## What the exercise asks
Please write the listing below out again exactly, leaving every picture behind.

## Information provided
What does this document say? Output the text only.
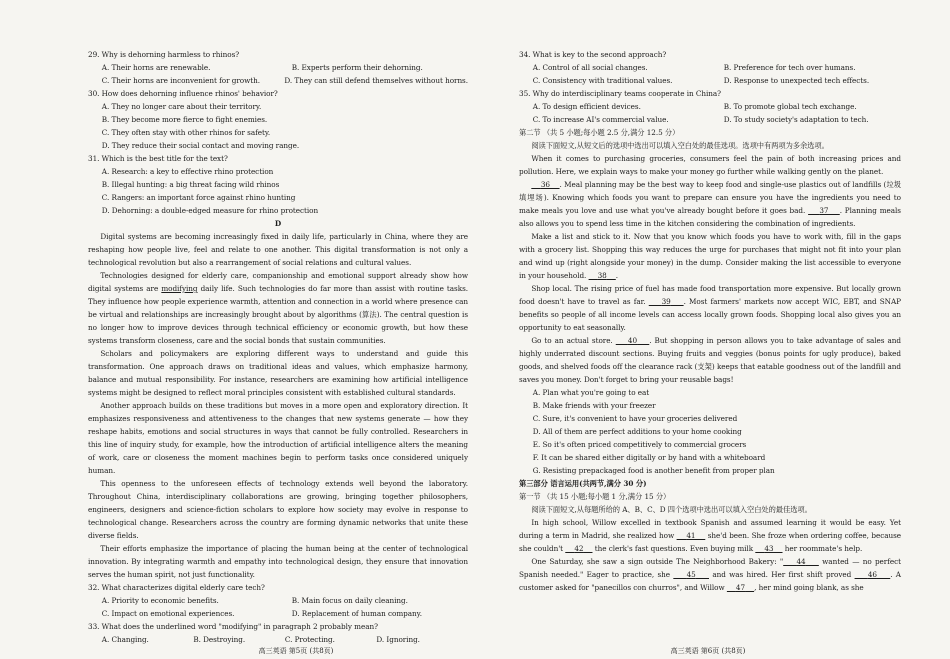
29. Why is dehorning harmless to rhinos?

A. Their horns are renewable.	B. Experts perform their dehorning.
C. Their horns are inconvenient for growth.	D. They can still defend themselves without horns.

30. How does dehorning influence rhinos' behavior?

A. They no longer care about their territory.

B. They become more fierce to fight enemies.

C. They often stay with other rhinos for safety.

D. They reduce their social contact and moving range.

31. Which is the best title for the text?

A. Research: a key to effective rhino protection

B. Illegal hunting: a big threat facing wild rhinos

C. Rangers: an important force against rhino hunting

D. Dehorning: a double-edged measure for rhino protection

D

Digital systems are becoming increasingly fixed in daily life, particularly in China, where they are reshaping how people live, feel and relate to one another. This digital transformation is not only a technological revolution but also a rearrangement of social relations and cultural values.

Technologies designed for elderly care, companionship and emotional support already show how digital systems are modifying daily life. Such technologies do far more than assist with routine tasks. They influence how people experience warmth, attention and connection in a world where presence can be virtual and relationships are increasingly brought about by algorithms (算法). The central question is no longer how to improve devices through technical efficiency or economic growth, but how these systems transform closeness, care and the social bonds that sustain communities.

Scholars and policymakers are exploring different ways to understand and guide this transformation. One approach draws on traditional ideas and values, which emphasize harmony, balance and mutual responsibility. For instance, researchers are examining how artificial intelligence systems might be designed to reflect moral principles consistent with established cultural standards.

Another approach builds on these traditions but moves in a more open and exploratory direction. It emphasizes responsiveness and attentiveness to the changes that new systems generate — how they reshape habits, emotions and social structures in ways that cannot be fully controlled. Researchers in this line of inquiry study, for example, how the introduction of artificial intelligence alters the meaning of work, care or closeness the moment machines begin to perform tasks once considered uniquely human.

This openness to the unforeseen effects of technology extends well beyond the laboratory. Throughout China, interdisciplinary collaborations are growing, bringing together philosophers, engineers, designers and science-fiction scholars to explore how society may evolve in response to technological change. Researchers across the country are forming dynamic networks that unite these diverse fields.

Their efforts emphasize the importance of placing the human being at the center of technological innovation. By integrating warmth and empathy into technological design, they ensure that innovation serves the human spirit, not just functionality.

32. What characterizes digital elderly care tech?

A. Priority to economic benefits.	B. Main focus on daily cleaning.
C. Impact on emotional experiences.	D. Replacement of human company.

33. What does the underlined word "modifying" in paragraph 2 probably mean?

A. Changing.	B. Destroying.	C. Protecting.	D. Ignoring.

34. What is key to the second approach?

A. Control of all social changes.	B. Preference for tech over humans.
C. Consistency with traditional values.	D. Response to unexpected tech effects.

35. Why do interdisciplinary teams cooperate in China?

A. To design efficient devices.	B. To promote global tech exchange.
C. To increase AI's commercial value.	D. To study society's adaptation to tech.

第二节 （共 5 小题;每小题 2.5 分,满分 12.5 分）

阅读下面短文,从短文后的选项中选出可以填入空白处的最佳选项。选项中有两项为多余选项。

When it comes to purchasing groceries, consumers feel the pain of both increasing prices and pollution. Here, we explain ways to make your money go further while walking gently on the planet.

36 . Meal planning may be the best way to keep food and single-use plastics out of landfills (垃圾填埋场). Knowing which foods you want to prepare can ensure you have the ingredients you need to make meals you love and use what you've already bought before it goes bad. 37 . Planning meals also allows you to spend less time in the kitchen considering the combination of ingredients.

Make a list and stick to it. Now that you know which foods you have to work with, fill in the gaps with a grocery list. Shopping this way reduces the urge for purchases that might not fit into your plan and wind up (right alongside your money) in the dump. Consider making the list accessible to everyone in your household. 38 .

Shop local. The rising price of fuel has made food transportation more expensive. But locally grown food doesn't have to travel as far. 39 . Most farmers' markets now accept WIC, EBT, and SNAP benefits so people of all income levels can access locally grown foods. Shopping local also gives you an opportunity to eat seasonally.

Go to an actual store. 40 . But shopping in person allows you to take advantage of sales and highly underrated discount sections. Buying fruits and veggies (bonus points for ugly produce), baked goods, and shelved foods off the clearance rack (支架) keeps that eatable goodness out of the landfill and saves you money. Don't forget to bring your reusable bags!

A. Plan what you're going to eat

B. Make friends with your freezer

C. Sure, it's convenient to have your groceries delivered

D. All of them are perfect additions to your home cooking

E. So it's often priced competitively to commercial grocers

F. It can be shared either digitally or by hand with a whiteboard

G. Resisting prepackaged food is another benefit from proper plan

第三部分 语言运用(共两节,满分 30 分)

第一节 （共 15 小题;每小题 1 分,满分 15 分）

阅读下面短文,从每题所给的 A、B、C、D 四个选项中选出可以填入空白处的最佳选项。

In high school, Willow excelled in textbook Spanish and assumed learning it would be easy. Yet during a term in Madrid, she realized how 41 she'd been. She froze when ordering coffee, because she couldn't 42 the clerk's fast questions. Even buying milk 43 her roommate's help.

One Saturday, she saw a sign outside The Neighborhood Bakery: " 44 wanted — no perfect Spanish needed." Eager to practice, she 45 and was hired. Her first shift proved 46 . A customer asked for "panecillos con churros", and Willow 47 , her mind going blank, as she

高三英语 第5页 (共8页)	高三英语 第6页 (共8页)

## In response
What does this document say? Output the text only.
29. Why is dehorning harmless to rhinos?

A. Their horns are renewable.	B. Experts perform their dehorning.
C. Their horns are inconvenient for growth.	D. They can still defend themselves without horns.

30. How does dehorning influence rhinos' behavior?

A. They no longer care about their territory.

B. They become more fierce to fight enemies.

C. They often stay with other rhinos for safety.

D. They reduce their social contact and moving range.

31. Which is the best title for the text?

A. Research: a key to effective rhino protection

B. Illegal hunting: a big threat facing wild rhinos

C. Rangers: an important force against rhino hunting

D. Dehorning: a double-edged measure for rhino protection

D

Digital systems are becoming increasingly fixed in daily life, particularly in China, where they are reshaping how people live, feel and relate to one another. This digital transformation is not only a technological revolution but also a rearrangement of social relations and cultural values.

Technologies designed for elderly care, companionship and emotional support already show how digital systems are modifying daily life. Such technologies do far more than assist with routine tasks. They influence how people experience warmth, attention and connection in a world where presence can be virtual and relationships are increasingly brought about by algorithms (算法). The central question is no longer how to improve devices through technical efficiency or economic growth, but how these systems transform closeness, care and the social bonds that sustain communities.

Scholars and policymakers are exploring different ways to understand and guide this transformation. One approach draws on traditional ideas and values, which emphasize harmony, balance and mutual responsibility. For instance, researchers are examining how artificial intelligence systems might be designed to reflect moral principles consistent with established cultural standards.

Another approach builds on these traditions but moves in a more open and exploratory direction. It emphasizes responsiveness and attentiveness to the changes that new systems generate — how they reshape habits, emotions and social structures in ways that cannot be fully controlled. Researchers in this line of inquiry study, for example, how the introduction of artificial intelligence alters the meaning of work, care or closeness the moment machines begin to perform tasks once considered uniquely human.

This openness to the unforeseen effects of technology extends well beyond the laboratory. Throughout China, interdisciplinary collaborations are growing, bringing together philosophers, engineers, designers and science-fiction scholars to explore how society may evolve in response to technological change. Researchers across the country are forming dynamic networks that unite these diverse fields.

Their efforts emphasize the importance of placing the human being at the center of technological innovation. By integrating warmth and empathy into technological design, they ensure that innovation serves the human spirit, not just functionality.

32. What characterizes digital elderly care tech?

A. Priority to economic benefits.	B. Main focus on daily cleaning.
C. Impact on emotional experiences.	D. Replacement of human company.

33. What does the underlined word "modifying" in paragraph 2 probably mean?

A. Changing.	B. Destroying.	C. Protecting.	D. Ignoring.

34. What is key to the second approach?

A. Control of all social changes.	B. Preference for tech over humans.
C. Consistency with traditional values.	D. Response to unexpected tech effects.

35. Why do interdisciplinary teams cooperate in China?

A. To design efficient devices.	B. To promote global tech exchange.
C. To increase AI's commercial value.	D. To study society's adaptation to tech.

第二节 （共 5 小题;每小题 2.5 分,满分 12.5 分）

阅读下面短文,从短文后的选项中选出可以填入空白处的最佳选项。选项中有两项为多余选项。

When it comes to purchasing groceries, consumers feel the pain of both increasing prices and pollution. Here, we explain ways to make your money go further while walking gently on the planet.

36 . Meal planning may be the best way to keep food and single-use plastics out of landfills (垃圾填埋场). Knowing which foods you want to prepare can ensure you have the ingredients you need to make meals you love and use what you've already bought before it goes bad. 37 . Planning meals also allows you to spend less time in the kitchen considering the combination of ingredients.

Make a list and stick to it. Now that you know which foods you have to work with, fill in the gaps with a grocery list. Shopping this way reduces the urge for purchases that might not fit into your plan and wind up (right alongside your money) in the dump. Consider making the list accessible to everyone in your household. 38 .

Shop local. The rising price of fuel has made food transportation more expensive. But locally grown food doesn't have to travel as far. 39 . Most farmers' markets now accept WIC, EBT, and SNAP benefits so people of all income levels can access locally grown foods. Shopping local also gives you an opportunity to eat seasonally.

Go to an actual store. 40 . But shopping in person allows you to take advantage of sales and highly underrated discount sections. Buying fruits and veggies (bonus points for ugly produce), baked goods, and shelved foods off the clearance rack (支架) keeps that eatable goodness out of the landfill and saves you money. Don't forget to bring your reusable bags!

A. Plan what you're going to eat

B. Make friends with your freezer

C. Sure, it's convenient to have your groceries delivered

D. All of them are perfect additions to your home cooking

E. So it's often priced competitively to commercial grocers

F. It can be shared either digitally or by hand with a whiteboard

G. Resisting prepackaged food is another benefit from proper plan

第三部分 语言运用(共两节,满分 30 分)

第一节 （共 15 小题;每小题 1 分,满分 15 分）

阅读下面短文,从每题所给的 A、B、C、D 四个选项中选出可以填入空白处的最佳选项。

In high school, Willow excelled in textbook Spanish and assumed learning it would be easy. Yet during a term in Madrid, she realized how 41 she'd been. She froze when ordering coffee, because she couldn't 42 the clerk's fast questions. Even buying milk 43 her roommate's help.

One Saturday, she saw a sign outside The Neighborhood Bakery: " 44 wanted — no perfect Spanish needed." Eager to practice, she 45 and was hired. Her first shift proved 46 . A customer asked for "panecillos con churros", and Willow 47 , her mind going blank, as she

高三英语 第5页 (共8页)	高三英语 第6页 (共8页)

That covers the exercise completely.